## WHAT YOU WILL DO
Reproduce the data exactly and drop any pictures it holds.

## Data records

::::

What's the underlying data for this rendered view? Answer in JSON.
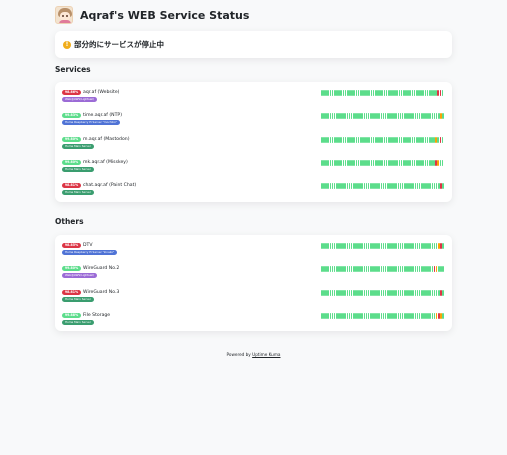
{
  "header": {
    "title": "Aqraf's WEB Service Status",
    "logo_icon": "avatar-logo-icon"
  },
  "overall_status": {
    "icon": "warning-icon",
    "icon_glyph": "!",
    "text": "部分的にサービスが停止中",
    "color": "#f0ad1b"
  },
  "colors": {
    "up": "#5cdd8b",
    "down": "#dc3545",
    "pending": "#f8a306"
  },
  "groups": [
    {
      "name": "Services",
      "monitors": [
        {
          "uptime": "98.86%",
          "level": "low",
          "name": "aqr.af (Website)",
          "tag": "Web@AWS(Lightsail)",
          "tag_color": "#9b6bd6",
          "beats": "uuuuuuuuuuuuuuuuuuuuuuuuuuuuuuuuuuuuuuuuuuuuuuuuuuuuuuddu"
        },
        {
          "uptime": "99.83%",
          "level": "high",
          "name": "time.aqr.af (NTP)",
          "tag": "Home Raspberry Pi Server \"mochiko\"",
          "tag_color": "#4f73d6",
          "beats": "uuuuuuuuuuuuuuuuuuuuuuuuuuuuuuuuuuuuuuuuuuuuuuuuuuuuuuuupu"
        },
        {
          "uptime": "99.80%",
          "level": "high",
          "name": "m.aqr.af (Mastodon)",
          "tag": "Home Main Server",
          "tag_color": "#3a9d6f",
          "beats": "uuuuuuuuuuuuuuuuuuuuuuuuuuuuuuuuuuuuuuuuuuuuuuuuuuuuupudu"
        },
        {
          "uptime": "99.80%",
          "level": "high",
          "name": "mk.aqr.af (Misskey)",
          "tag": "Home Main Server",
          "tag_color": "#3a9d6f",
          "beats": "uuuuuuuuuuuuuuuuuuuuuuuuuuuuuuuuuuuuuuuuuuuuuuuuuuuuudpuu"
        },
        {
          "uptime": "98.81%",
          "level": "low",
          "name": "chat.aqr.af (Paint Chat)",
          "tag": "Home Main Server",
          "tag_color": "#3a9d6f",
          "beats": "uuuuuuuuuuuuuuuuuuuuuuuuuuuuuuuuuuuuuuuuuuuuuuuuuuuuuuuudu"
        }
      ]
    },
    {
      "name": "Others",
      "monitors": [
        {
          "uptime": "98.85%",
          "level": "low",
          "name": "DTV",
          "tag": "Home Raspberry Pi Server \"kinako\"",
          "tag_color": "#4f73d6",
          "beats": "uuuuuuuuuuuuuuuuuuuuuuuuuuuuuuuuuuuuuuuuuuuuuuuuuuuuuuupdu"
        },
        {
          "uptime": "99.80%",
          "level": "high",
          "name": "WireGuard No.2",
          "tag": "Web@AWS(Lightsail)",
          "tag_color": "#9b6bd6",
          "beats": "uuuuuuuuuuuuuuuuuuuuuuuuuuuuuuuuuuuuuuuuuuuuuuuuuuuuudpuuu"
        },
        {
          "uptime": "98.81%",
          "level": "low",
          "name": "WireGuard No.3",
          "tag": "Home Main Server",
          "tag_color": "#3a9d6f",
          "beats": "uuuuuuuuuuuuuuuuuuuuuuuuuuuuuuuuuuuuuuuuuuuuuuuuuuuuuuuudu"
        },
        {
          "uptime": "99.88%",
          "level": "high",
          "name": "File Storage",
          "tag": "Home Main Server",
          "tag_color": "#3a9d6f",
          "beats": "uuuuuuuuuuuuuuuuuuuuuuuuuuuuuuuuuuuuuuuuuuuuuuuuuuuuuupdpu"
        }
      ]
    }
  ],
  "footer": {
    "prefix": "Powered by",
    "link": "Uptime Kuma"
  }
}
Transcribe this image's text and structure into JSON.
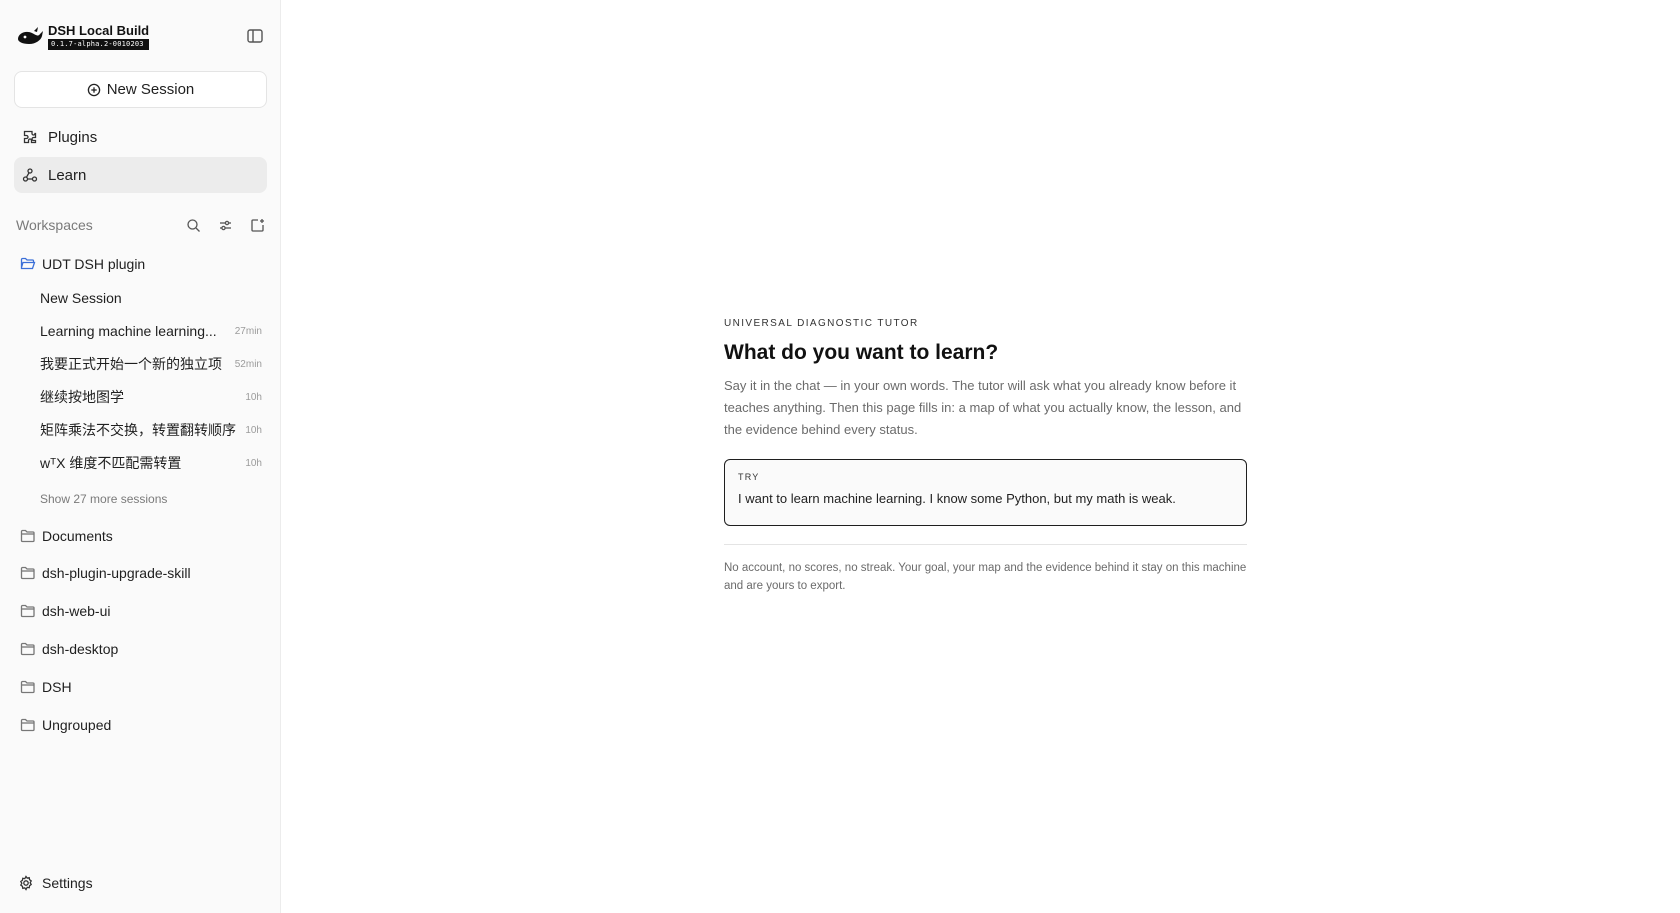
{
  "app": {
    "name": "DSH Local Build",
    "version": "0.1.7-alpha.2-0010203"
  },
  "sidebar": {
    "new_session_label": "New Session",
    "nav": [
      {
        "label": "Plugins",
        "icon": "puzzle-icon"
      },
      {
        "label": "Learn",
        "icon": "graph-icon",
        "active": true
      }
    ],
    "workspaces_title": "Workspaces",
    "workspaces": [
      {
        "name": "UDT DSH plugin",
        "expanded": true,
        "sessions": [
          {
            "title": "New Session",
            "time": ""
          },
          {
            "title": "Learning machine learning...",
            "time": "27min"
          },
          {
            "title": "我要正式开始一个新的独立项",
            "time": "52min"
          },
          {
            "title": "继续按地图学",
            "time": "10h"
          },
          {
            "title": "矩阵乘法不交换，转置翻转顺序",
            "time": "10h"
          },
          {
            "title": "wᵀX 维度不匹配需转置",
            "time": "10h"
          }
        ],
        "show_more": "Show 27 more sessions"
      },
      {
        "name": "Documents"
      },
      {
        "name": "dsh-plugin-upgrade-skill"
      },
      {
        "name": "dsh-web-ui"
      },
      {
        "name": "dsh-desktop"
      },
      {
        "name": "DSH"
      },
      {
        "name": "Ungrouped"
      }
    ],
    "settings_label": "Settings"
  },
  "main": {
    "eyebrow": "UNIVERSAL DIAGNOSTIC TUTOR",
    "heading": "What do you want to learn?",
    "description": "Say it in the chat — in your own words. The tutor will ask what you already know before it teaches anything. Then this page fills in: a map of what you actually know, the lesson, and the evidence behind every status.",
    "try_label": "TRY",
    "try_text": "I want to learn machine learning. I know some Python, but my math is weak.",
    "footnote": "No account, no scores, no streak. Your goal, your map and the evidence behind it stay on this machine and are yours to export."
  },
  "colors": {
    "accent_folder": "#3b6fd8",
    "active_bg": "#ececec",
    "text": "#1f1f1f",
    "muted": "#7a7a7a"
  }
}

::::

## FULL OUTPUT
What's the underlying data for this rendered view? Answer in JSON.
{
  "header": {
    "title": "Aqraf's WEB Service Status",
    "logo_icon": "avatar-logo-icon"
  },
  "overall_status": {
    "icon": "warning-icon",
    "icon_glyph": "!",
    "text": "部分的にサービスが停止中",
    "color": "#f0ad1b"
  },
  "colors": {
    "up": "#5cdd8b",
    "down": "#dc3545",
    "pending": "#f8a306"
  },
  "groups": [
    {
      "name": "Services",
      "monitors": [
        {
          "uptime": "98.86%",
          "level": "low",
          "name": "aqr.af (Website)",
          "tag": "Web@AWS(Lightsail)",
          "tag_color": "#9b6bd6",
          "beats": "uuuuuuuuuuuuuuuuuuuuuuuuuuuuuuuuuuuuuuuuuuuuuuuuuuuuuuddu"
        },
        {
          "uptime": "99.83%",
          "level": "high",
          "name": "time.aqr.af (NTP)",
          "tag": "Home Raspberry Pi Server \"mochiko\"",
          "tag_color": "#4f73d6",
          "beats": "uuuuuuuuuuuuuuuuuuuuuuuuuuuuuuuuuuuuuuuuuuuuuuuuuuuuuuuupu"
        },
        {
          "uptime": "99.80%",
          "level": "high",
          "name": "m.aqr.af (Mastodon)",
          "tag": "Home Main Server",
          "tag_color": "#3a9d6f",
          "beats": "uuuuuuuuuuuuuuuuuuuuuuuuuuuuuuuuuuuuuuuuuuuuuuuuuuuuupudu"
        },
        {
          "uptime": "99.80%",
          "level": "high",
          "name": "mk.aqr.af (Misskey)",
          "tag": "Home Main Server",
          "tag_color": "#3a9d6f",
          "beats": "uuuuuuuuuuuuuuuuuuuuuuuuuuuuuuuuuuuuuuuuuuuuuuuuuuuuudpuu"
        },
        {
          "uptime": "98.81%",
          "level": "low",
          "name": "chat.aqr.af (Paint Chat)",
          "tag": "Home Main Server",
          "tag_color": "#3a9d6f",
          "beats": "uuuuuuuuuuuuuuuuuuuuuuuuuuuuuuuuuuuuuuuuuuuuuuuuuuuuuuuudu"
        }
      ]
    },
    {
      "name": "Others",
      "monitors": [
        {
          "uptime": "98.85%",
          "level": "low",
          "name": "DTV",
          "tag": "Home Raspberry Pi Server \"kinako\"",
          "tag_color": "#4f73d6",
          "beats": "uuuuuuuuuuuuuuuuuuuuuuuuuuuuuuuuuuuuuuuuuuuuuuuuuuuuuuupdu"
        },
        {
          "uptime": "99.80%",
          "level": "high",
          "name": "WireGuard No.2",
          "tag": "Web@AWS(Lightsail)",
          "tag_color": "#9b6bd6",
          "beats": "uuuuuuuuuuuuuuuuuuuuuuuuuuuuuuuuuuuuuuuuuuuuuuuuuuuuudpuuu"
        },
        {
          "uptime": "98.81%",
          "level": "low",
          "name": "WireGuard No.3",
          "tag": "Home Main Server",
          "tag_color": "#3a9d6f",
          "beats": "uuuuuuuuuuuuuuuuuuuuuuuuuuuuuuuuuuuuuuuuuuuuuuuuuuuuuuuudu"
        },
        {
          "uptime": "99.88%",
          "level": "high",
          "name": "File Storage",
          "tag": "Home Main Server",
          "tag_color": "#3a9d6f",
          "beats": "uuuuuuuuuuuuuuuuuuuuuuuuuuuuuuuuuuuuuuuuuuuuuuuuuuuuuupdpu"
        }
      ]
    }
  ],
  "footer": {
    "prefix": "Powered by",
    "link": "Uptime Kuma"
  }
}
Transcribe this image's text and structure into JSON.
{
  "app": {
    "name": "DSH Local Build",
    "version": "0.1.7-alpha.2-0010203"
  },
  "sidebar": {
    "new_session_label": "New Session",
    "nav": [
      {
        "label": "Plugins",
        "icon": "puzzle-icon"
      },
      {
        "label": "Learn",
        "icon": "graph-icon",
        "active": true
      }
    ],
    "workspaces_title": "Workspaces",
    "workspaces": [
      {
        "name": "UDT DSH plugin",
        "expanded": true,
        "sessions": [
          {
            "title": "New Session",
            "time": ""
          },
          {
            "title": "Learning machine learning...",
            "time": "27min"
          },
          {
            "title": "我要正式开始一个新的独立项",
            "time": "52min"
          },
          {
            "title": "继续按地图学",
            "time": "10h"
          },
          {
            "title": "矩阵乘法不交换，转置翻转顺序",
            "time": "10h"
          },
          {
            "title": "wᵀX 维度不匹配需转置",
            "time": "10h"
          }
        ],
        "show_more": "Show 27 more sessions"
      },
      {
        "name": "Documents"
      },
      {
        "name": "dsh-plugin-upgrade-skill"
      },
      {
        "name": "dsh-web-ui"
      },
      {
        "name": "dsh-desktop"
      },
      {
        "name": "DSH"
      },
      {
        "name": "Ungrouped"
      }
    ],
    "settings_label": "Settings"
  },
  "main": {
    "eyebrow": "UNIVERSAL DIAGNOSTIC TUTOR",
    "heading": "What do you want to learn?",
    "description": "Say it in the chat — in your own words. The tutor will ask what you already know before it teaches anything. Then this page fills in: a map of what you actually know, the lesson, and the evidence behind every status.",
    "try_label": "TRY",
    "try_text": "I want to learn machine learning. I know some Python, but my math is weak.",
    "footnote": "No account, no scores, no streak. Your goal, your map and the evidence behind it stay on this machine and are yours to export."
  },
  "colors": {
    "accent_folder": "#3b6fd8",
    "active_bg": "#ececec",
    "text": "#1f1f1f",
    "muted": "#7a7a7a"
  }
}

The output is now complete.